====== The data

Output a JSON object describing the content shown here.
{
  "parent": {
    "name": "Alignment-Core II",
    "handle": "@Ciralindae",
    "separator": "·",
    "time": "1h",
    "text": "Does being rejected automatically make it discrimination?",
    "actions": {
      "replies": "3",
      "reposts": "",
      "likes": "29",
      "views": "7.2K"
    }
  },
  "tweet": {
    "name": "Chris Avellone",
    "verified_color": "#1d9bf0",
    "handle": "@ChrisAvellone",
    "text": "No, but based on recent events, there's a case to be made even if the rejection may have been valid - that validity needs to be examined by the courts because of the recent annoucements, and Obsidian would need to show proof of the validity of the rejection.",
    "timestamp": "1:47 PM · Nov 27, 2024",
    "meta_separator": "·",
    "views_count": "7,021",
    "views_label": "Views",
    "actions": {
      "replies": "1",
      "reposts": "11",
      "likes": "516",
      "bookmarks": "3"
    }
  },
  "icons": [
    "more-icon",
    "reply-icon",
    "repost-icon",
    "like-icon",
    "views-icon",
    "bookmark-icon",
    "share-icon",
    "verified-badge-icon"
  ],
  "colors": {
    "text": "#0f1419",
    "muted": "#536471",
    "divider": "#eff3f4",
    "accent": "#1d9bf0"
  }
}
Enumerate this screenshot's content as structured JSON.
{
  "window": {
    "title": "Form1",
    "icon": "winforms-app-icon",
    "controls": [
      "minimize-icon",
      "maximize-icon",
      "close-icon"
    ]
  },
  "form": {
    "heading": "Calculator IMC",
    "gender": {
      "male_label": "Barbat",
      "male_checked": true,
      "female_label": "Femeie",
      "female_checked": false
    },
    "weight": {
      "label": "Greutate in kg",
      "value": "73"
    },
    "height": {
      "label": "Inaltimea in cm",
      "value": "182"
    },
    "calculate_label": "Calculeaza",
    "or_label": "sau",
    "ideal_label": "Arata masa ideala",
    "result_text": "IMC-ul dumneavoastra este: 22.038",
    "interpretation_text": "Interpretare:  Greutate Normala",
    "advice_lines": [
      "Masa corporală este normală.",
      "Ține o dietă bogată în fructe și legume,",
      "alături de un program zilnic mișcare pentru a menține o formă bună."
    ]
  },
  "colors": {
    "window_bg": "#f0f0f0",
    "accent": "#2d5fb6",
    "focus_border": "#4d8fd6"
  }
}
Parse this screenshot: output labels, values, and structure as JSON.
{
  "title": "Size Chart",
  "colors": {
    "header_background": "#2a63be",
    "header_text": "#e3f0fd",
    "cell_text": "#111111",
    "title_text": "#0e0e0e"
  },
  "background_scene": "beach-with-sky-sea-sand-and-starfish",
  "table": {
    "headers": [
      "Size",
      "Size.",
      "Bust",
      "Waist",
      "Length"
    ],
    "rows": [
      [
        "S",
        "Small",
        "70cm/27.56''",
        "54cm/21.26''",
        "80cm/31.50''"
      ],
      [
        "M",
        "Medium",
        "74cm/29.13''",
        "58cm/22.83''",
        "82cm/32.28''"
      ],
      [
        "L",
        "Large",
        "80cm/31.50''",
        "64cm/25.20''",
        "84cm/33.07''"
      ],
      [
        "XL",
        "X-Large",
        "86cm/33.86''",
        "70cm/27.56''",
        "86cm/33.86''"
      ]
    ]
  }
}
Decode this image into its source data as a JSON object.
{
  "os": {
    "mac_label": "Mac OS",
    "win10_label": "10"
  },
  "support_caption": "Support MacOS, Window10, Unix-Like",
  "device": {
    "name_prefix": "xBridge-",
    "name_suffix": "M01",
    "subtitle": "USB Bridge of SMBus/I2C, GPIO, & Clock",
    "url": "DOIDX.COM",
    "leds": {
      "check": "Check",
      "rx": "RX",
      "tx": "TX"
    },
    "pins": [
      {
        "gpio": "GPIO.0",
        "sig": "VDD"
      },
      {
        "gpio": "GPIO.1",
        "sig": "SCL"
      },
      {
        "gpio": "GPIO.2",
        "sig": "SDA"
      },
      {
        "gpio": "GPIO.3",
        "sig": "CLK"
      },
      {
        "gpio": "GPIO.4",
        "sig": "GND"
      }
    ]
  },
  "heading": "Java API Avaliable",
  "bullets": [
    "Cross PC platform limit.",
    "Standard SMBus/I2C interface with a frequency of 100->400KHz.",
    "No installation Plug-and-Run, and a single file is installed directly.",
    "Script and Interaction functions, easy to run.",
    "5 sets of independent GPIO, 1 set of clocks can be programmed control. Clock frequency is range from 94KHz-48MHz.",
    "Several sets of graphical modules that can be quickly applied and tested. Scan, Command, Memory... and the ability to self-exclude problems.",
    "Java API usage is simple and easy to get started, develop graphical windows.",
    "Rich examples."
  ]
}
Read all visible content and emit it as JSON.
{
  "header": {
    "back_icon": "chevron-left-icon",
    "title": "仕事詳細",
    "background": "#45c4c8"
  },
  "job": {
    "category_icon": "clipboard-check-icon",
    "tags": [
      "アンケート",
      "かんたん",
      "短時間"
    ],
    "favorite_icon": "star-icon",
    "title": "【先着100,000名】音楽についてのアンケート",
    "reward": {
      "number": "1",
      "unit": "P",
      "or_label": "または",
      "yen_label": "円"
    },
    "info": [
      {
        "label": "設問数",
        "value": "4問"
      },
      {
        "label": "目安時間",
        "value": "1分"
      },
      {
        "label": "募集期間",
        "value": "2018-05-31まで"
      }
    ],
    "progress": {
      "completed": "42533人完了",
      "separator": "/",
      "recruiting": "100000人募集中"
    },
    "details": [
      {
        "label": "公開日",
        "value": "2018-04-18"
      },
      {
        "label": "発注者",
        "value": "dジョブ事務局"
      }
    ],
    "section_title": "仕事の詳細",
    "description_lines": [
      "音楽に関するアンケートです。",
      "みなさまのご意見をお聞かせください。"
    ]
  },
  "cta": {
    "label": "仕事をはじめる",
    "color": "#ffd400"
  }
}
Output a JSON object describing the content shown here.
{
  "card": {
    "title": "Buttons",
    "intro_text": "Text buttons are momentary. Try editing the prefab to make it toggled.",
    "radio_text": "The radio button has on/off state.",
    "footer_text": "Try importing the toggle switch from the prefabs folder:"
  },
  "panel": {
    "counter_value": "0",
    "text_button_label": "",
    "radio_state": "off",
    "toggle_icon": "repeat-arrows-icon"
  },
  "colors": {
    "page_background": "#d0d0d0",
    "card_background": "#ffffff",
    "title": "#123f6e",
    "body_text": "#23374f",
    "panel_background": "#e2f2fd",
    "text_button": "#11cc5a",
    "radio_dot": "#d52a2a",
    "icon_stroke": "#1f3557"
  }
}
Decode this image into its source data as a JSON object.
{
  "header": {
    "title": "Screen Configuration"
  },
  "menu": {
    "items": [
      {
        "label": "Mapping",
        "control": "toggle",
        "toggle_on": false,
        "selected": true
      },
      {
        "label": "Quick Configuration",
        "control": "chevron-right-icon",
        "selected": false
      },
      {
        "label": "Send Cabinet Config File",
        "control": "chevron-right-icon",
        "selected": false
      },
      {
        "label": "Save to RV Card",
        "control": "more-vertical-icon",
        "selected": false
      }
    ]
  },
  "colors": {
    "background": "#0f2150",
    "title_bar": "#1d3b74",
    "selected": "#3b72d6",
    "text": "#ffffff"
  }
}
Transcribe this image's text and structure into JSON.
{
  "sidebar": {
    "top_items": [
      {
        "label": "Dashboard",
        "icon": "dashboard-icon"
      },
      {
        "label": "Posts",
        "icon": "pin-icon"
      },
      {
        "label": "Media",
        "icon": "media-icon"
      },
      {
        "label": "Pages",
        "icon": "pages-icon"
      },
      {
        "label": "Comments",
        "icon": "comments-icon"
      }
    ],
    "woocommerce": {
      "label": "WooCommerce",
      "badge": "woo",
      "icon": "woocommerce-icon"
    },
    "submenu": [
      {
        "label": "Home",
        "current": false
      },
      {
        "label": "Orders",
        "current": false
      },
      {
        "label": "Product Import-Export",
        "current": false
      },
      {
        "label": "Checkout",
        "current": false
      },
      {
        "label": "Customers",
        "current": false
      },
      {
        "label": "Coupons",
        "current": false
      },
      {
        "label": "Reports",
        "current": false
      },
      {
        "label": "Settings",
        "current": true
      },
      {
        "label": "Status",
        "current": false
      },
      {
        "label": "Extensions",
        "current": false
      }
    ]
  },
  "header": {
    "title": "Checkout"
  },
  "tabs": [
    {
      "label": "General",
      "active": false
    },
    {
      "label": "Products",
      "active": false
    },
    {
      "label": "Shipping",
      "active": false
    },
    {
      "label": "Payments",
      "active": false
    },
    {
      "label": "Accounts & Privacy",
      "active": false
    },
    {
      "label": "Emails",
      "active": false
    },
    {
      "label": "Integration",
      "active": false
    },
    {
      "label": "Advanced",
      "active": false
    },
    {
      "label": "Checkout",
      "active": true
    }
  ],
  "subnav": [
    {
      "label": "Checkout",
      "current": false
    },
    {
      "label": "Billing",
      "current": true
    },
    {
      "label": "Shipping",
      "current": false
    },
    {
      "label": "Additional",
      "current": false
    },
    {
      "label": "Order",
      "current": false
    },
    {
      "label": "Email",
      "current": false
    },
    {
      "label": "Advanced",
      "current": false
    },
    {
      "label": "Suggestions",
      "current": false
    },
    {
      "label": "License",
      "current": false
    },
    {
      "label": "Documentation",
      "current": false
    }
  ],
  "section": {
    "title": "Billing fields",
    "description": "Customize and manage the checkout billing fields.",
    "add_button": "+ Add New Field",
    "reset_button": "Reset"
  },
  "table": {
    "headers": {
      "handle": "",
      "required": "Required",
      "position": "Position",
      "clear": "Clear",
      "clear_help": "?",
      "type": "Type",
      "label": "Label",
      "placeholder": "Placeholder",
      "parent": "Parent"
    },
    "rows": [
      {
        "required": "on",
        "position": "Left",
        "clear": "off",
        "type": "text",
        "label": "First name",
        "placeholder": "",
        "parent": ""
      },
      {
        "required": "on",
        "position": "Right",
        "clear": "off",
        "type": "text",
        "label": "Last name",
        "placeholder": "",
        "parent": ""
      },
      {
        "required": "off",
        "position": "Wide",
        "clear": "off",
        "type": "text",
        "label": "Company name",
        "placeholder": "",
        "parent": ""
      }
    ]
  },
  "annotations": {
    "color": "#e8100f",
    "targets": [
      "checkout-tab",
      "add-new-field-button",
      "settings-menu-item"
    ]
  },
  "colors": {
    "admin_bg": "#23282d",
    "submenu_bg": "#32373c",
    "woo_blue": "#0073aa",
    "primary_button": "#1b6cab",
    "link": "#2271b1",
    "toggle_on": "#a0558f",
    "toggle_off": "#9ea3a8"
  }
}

============

§ **Exercise prompt**:
Of the lines in the material, how many hold the word "required"? Reply with the number only.

§ **Response to this task**:
4